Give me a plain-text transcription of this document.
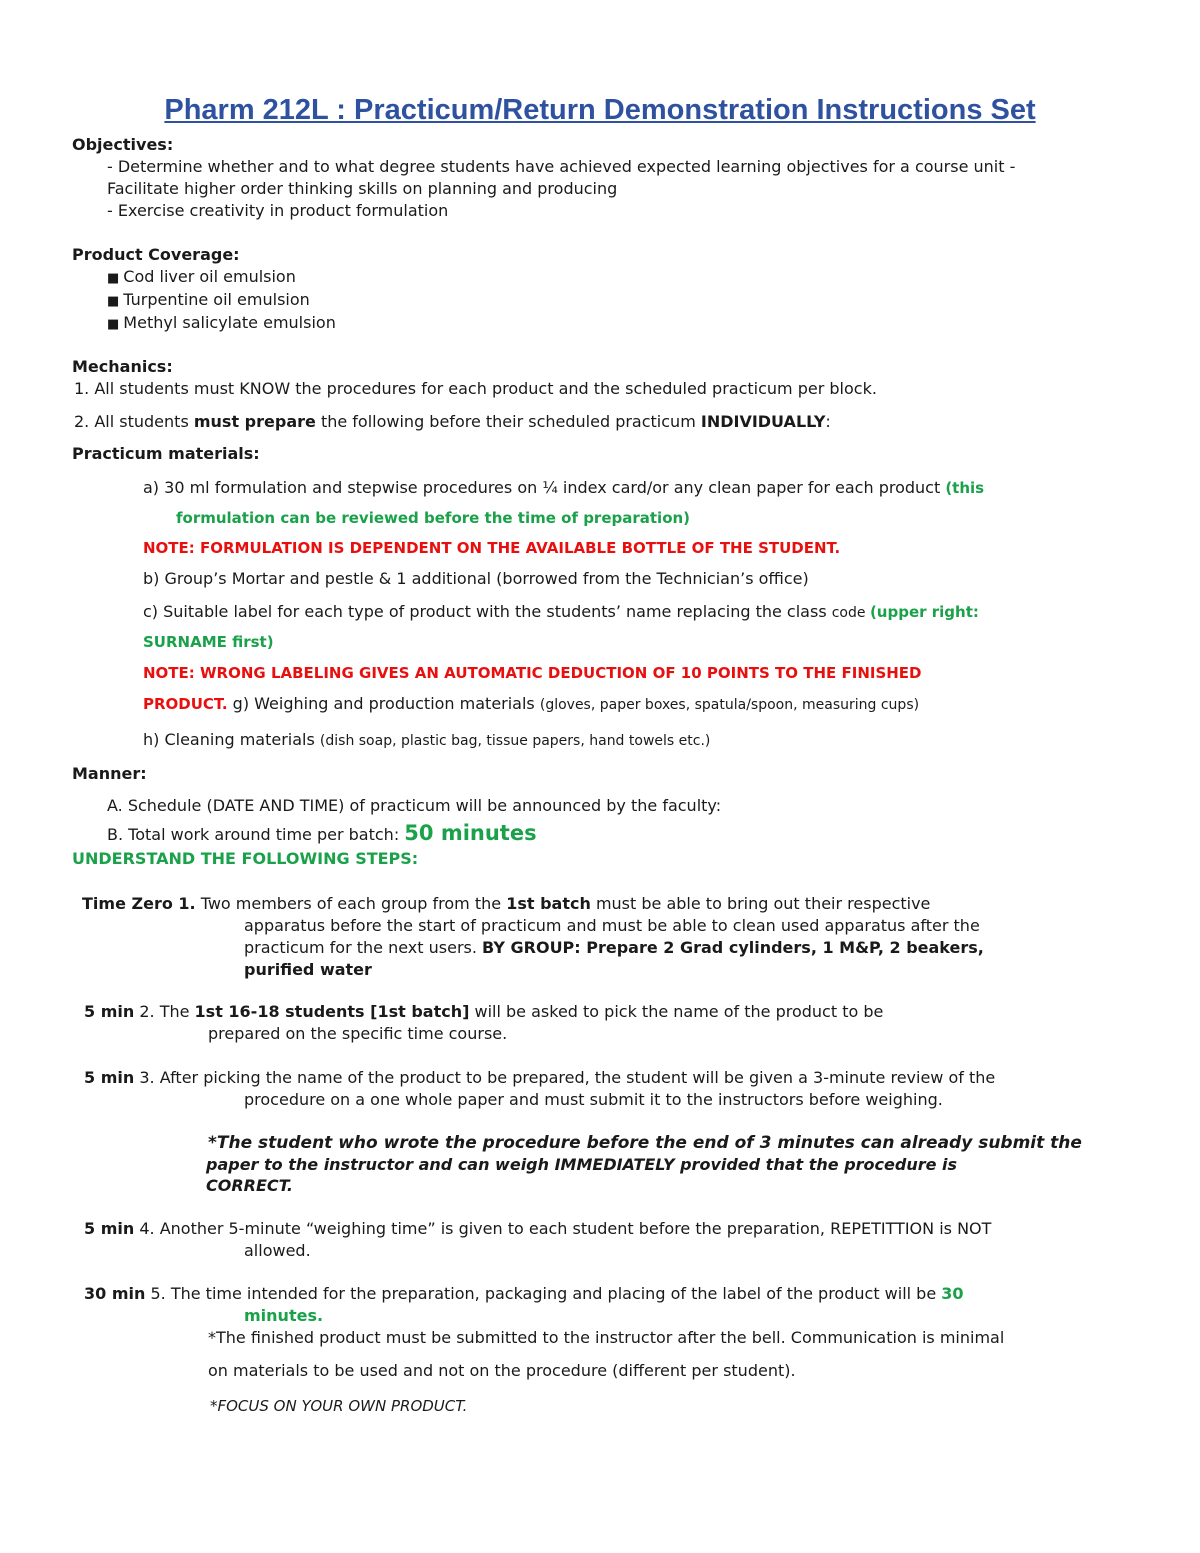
Pharm 212L : Practicum/Return Demonstration Instructions Set
Objectives:
- Determine whether and to what degree students have achieved expected learning objectives for a course unit -
Facilitate higher order thinking skills on planning and producing
- Exercise creativity in product formulation
Product Coverage:
■ Cod liver oil emulsion
■ Turpentine oil emulsion
■ Methyl salicylate emulsion
Mechanics:
1. All students must KNOW the procedures for each product and the scheduled practicum per block.
2. All students must prepare the following before their scheduled practicum INDIVIDUALLY:
Practicum materials:
a) 30 ml formulation and stepwise procedures on ¼ index card/or any clean paper for each product (this
formulation can be reviewed before the time of preparation)
NOTE: FORMULATION IS DEPENDENT ON THE AVAILABLE BOTTLE OF THE STUDENT.
b) Group’s Mortar and pestle & 1 additional (borrowed from the Technician’s office)
c) Suitable label for each type of product with the students’ name replacing the class code (upper right:
SURNAME first)
NOTE: WRONG LABELING GIVES AN AUTOMATIC DEDUCTION OF 10 POINTS TO THE FINISHED
PRODUCT. g) Weighing and production materials (gloves, paper boxes, spatula/spoon, measuring cups)
h) Cleaning materials (dish soap, plastic bag, tissue papers, hand towels etc.)
Manner:
A. Schedule (DATE AND TIME) of practicum will be announced by the faculty:
B. Total work around time per batch: 50 minutes
UNDERSTAND THE FOLLOWING STEPS:
Time Zero 1. Two members of each group from the 1st batch must be able to bring out their respective
apparatus before the start of practicum and must be able to clean used apparatus after the
practicum for the next users. BY GROUP: Prepare 2 Grad cylinders, 1 M&P, 2 beakers,
purified water
5 min 2. The 1st 16-18 students [1st batch] will be asked to pick the name of the product to be
prepared on the specific time course.
5 min 3. After picking the name of the product to be prepared, the student will be given a 3-minute review of the
procedure on a one whole paper and must submit it to the instructors before weighing.
*The student who wrote the procedure before the end of 3 minutes can already submit the
paper to the instructor and can weigh IMMEDIATELY provided that the procedure is
CORRECT.
5 min 4. Another 5-minute “weighing time” is given to each student before the preparation, REPETITTION is NOT
allowed.
30 min 5. The time intended for the preparation, packaging and placing of the label of the product will be 30
minutes.
*The finished product must be submitted to the instructor after the bell. Communication is minimal
on materials to be used and not on the procedure (different per student).
*FOCUS ON YOUR OWN PRODUCT.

***

Show each line holding the word "given".

5 min 3. After picking the name of the product to be prepared, the student will be given a 3-minute review of the
5 min 4. Another 5-minute “weighing time” is given to each student before the preparation, REPETITTION is NOT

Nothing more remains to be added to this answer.